* _Prompt_: Reply only with how many lines contain the word "уровне".

* _Collection entries_:

** begin **

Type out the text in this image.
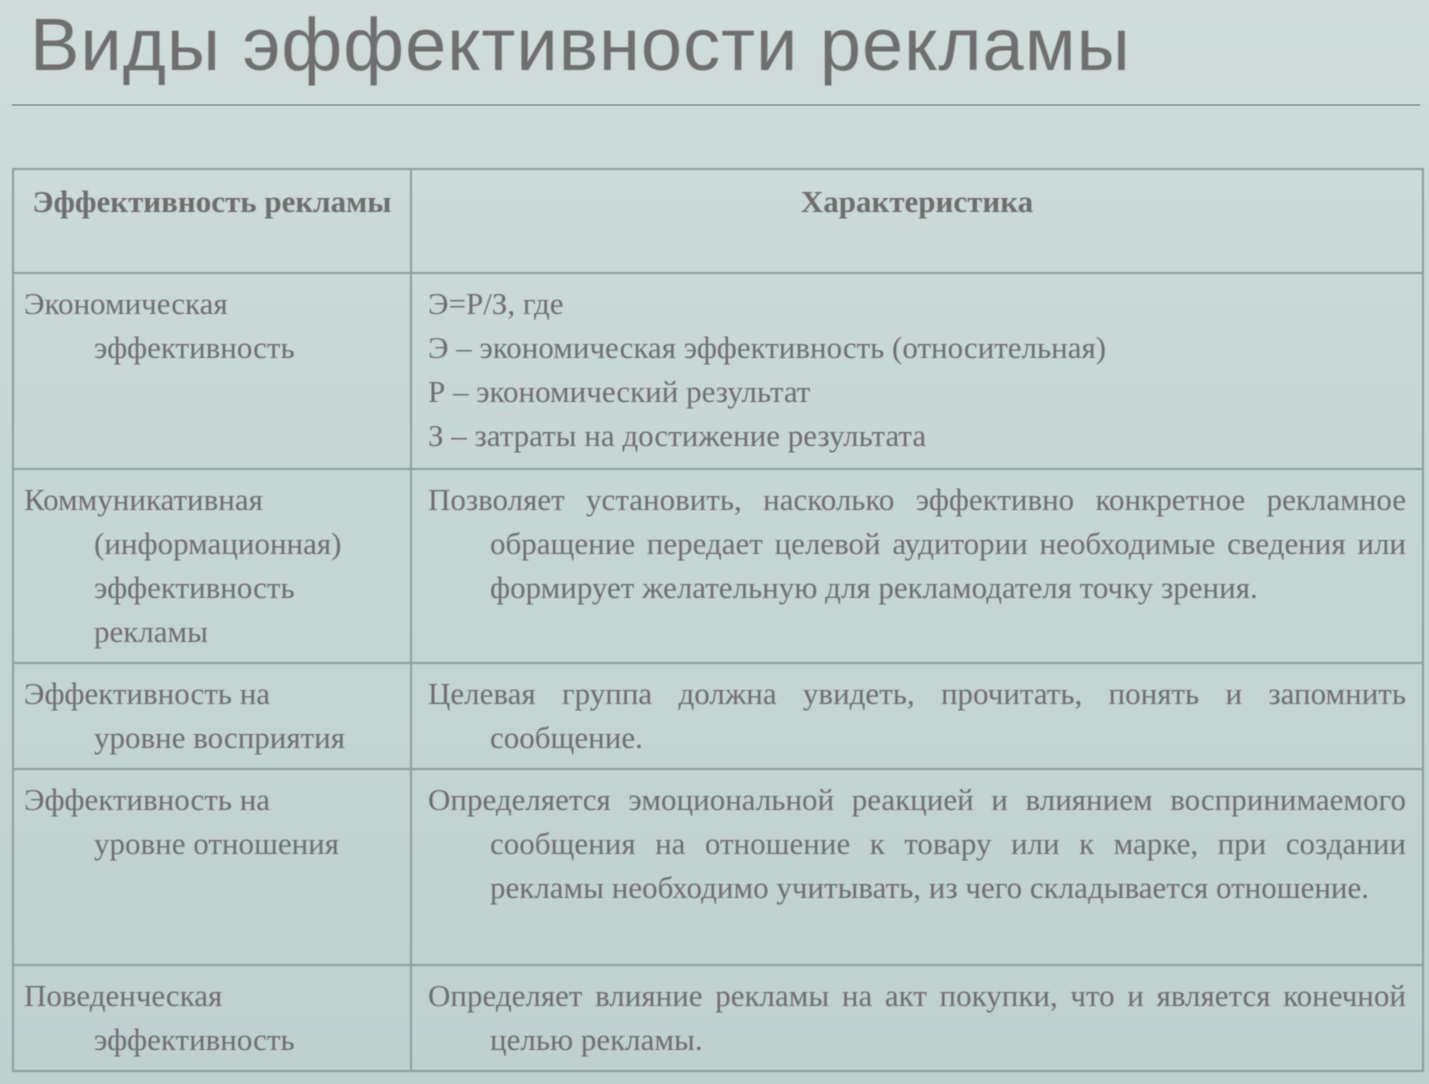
Виды эффективности рекламы
Эффективность рекламы	Характеристика

Экономическая
эффективность	Э=Р/З, где
Э – экономическая эффективность (относительная)
Р – экономический результат
З – затраты на достижение результата

Коммуникативная
(информационная) эффективность рекламы	Позволяет установить, насколько эффективно конкретное рекламное обращение передает целевой аудитории необходимые сведения или формирует желательную для рекламодателя точку зрения.

Эффективность на
уровне восприятия	Целевая группа должна увидеть, прочитать, понять и запомнить сообщение.

Эффективность на
уровне отношения	Определяется эмоциональной реакцией и влиянием воспринимаемого сообщения на отношение к товару или к марке, при создании рекламы необходимо учитывать, из чего складывается отношение.

Поведенческая
эффективность	Определяет влияние рекламы на акт покупки, что и является конечной целью рекламы.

** end **

* _Complete output_: 2